» **What this task involves**: Identify each line in the records below that contains the word "Assistance", and copy it.

[Data records]
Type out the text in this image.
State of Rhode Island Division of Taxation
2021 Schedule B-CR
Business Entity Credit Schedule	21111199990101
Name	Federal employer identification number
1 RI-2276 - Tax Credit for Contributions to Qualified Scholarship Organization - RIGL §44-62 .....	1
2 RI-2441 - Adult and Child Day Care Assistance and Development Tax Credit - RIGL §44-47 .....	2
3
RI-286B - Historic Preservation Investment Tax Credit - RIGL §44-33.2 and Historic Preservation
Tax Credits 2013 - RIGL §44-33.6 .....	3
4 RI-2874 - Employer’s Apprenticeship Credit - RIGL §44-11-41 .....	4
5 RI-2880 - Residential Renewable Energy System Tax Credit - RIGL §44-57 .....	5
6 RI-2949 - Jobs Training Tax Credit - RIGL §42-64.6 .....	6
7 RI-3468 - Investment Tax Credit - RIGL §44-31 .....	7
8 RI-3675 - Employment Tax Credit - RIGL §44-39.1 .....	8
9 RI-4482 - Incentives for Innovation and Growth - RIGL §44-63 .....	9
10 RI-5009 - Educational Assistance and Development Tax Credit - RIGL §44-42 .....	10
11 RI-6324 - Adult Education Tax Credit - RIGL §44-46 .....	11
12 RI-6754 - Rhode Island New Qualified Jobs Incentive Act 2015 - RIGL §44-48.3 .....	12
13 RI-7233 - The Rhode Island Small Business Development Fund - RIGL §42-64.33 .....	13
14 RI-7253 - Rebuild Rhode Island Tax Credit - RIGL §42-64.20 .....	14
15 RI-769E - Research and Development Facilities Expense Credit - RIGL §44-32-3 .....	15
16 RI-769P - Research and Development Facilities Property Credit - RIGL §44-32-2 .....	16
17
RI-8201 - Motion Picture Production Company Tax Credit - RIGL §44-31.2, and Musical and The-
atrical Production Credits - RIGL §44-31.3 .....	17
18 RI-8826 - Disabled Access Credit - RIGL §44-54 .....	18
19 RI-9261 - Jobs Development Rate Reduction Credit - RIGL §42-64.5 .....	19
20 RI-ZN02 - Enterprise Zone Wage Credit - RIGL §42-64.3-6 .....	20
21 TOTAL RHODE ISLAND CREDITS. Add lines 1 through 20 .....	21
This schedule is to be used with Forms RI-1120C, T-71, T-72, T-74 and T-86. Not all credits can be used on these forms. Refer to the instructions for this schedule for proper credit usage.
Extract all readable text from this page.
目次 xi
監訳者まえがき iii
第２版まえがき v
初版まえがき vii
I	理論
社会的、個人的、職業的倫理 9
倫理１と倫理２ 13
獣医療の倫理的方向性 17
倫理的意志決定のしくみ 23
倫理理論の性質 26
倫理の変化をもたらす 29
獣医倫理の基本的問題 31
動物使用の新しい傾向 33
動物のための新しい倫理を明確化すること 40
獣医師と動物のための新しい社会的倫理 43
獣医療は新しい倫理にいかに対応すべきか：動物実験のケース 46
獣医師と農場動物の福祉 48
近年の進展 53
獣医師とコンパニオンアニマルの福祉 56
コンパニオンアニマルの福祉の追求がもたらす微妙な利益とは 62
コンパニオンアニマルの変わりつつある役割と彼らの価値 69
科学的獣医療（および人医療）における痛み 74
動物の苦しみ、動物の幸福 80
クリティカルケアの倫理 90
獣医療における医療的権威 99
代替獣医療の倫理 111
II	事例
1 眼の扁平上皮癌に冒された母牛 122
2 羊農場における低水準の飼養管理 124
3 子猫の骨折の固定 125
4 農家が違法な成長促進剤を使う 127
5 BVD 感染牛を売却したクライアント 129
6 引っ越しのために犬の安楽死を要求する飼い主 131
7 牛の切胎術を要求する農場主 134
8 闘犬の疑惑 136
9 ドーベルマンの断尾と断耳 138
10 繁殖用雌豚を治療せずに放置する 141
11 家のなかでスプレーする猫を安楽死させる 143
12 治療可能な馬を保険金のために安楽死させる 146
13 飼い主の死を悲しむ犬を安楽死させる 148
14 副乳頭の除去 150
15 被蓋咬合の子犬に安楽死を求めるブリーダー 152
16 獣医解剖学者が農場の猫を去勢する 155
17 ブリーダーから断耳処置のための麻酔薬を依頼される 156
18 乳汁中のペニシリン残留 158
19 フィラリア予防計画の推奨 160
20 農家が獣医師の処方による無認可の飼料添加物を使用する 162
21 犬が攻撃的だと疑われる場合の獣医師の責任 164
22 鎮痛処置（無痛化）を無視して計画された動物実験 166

» **Solution**:
2 RI-2441 - Adult and Child Day Care Assistance and Development Tax Credit - RIGL §44-47 .....	2
10 RI-5009 - Educational Assistance and Development Tax Credit - RIGL §44-42 .....	10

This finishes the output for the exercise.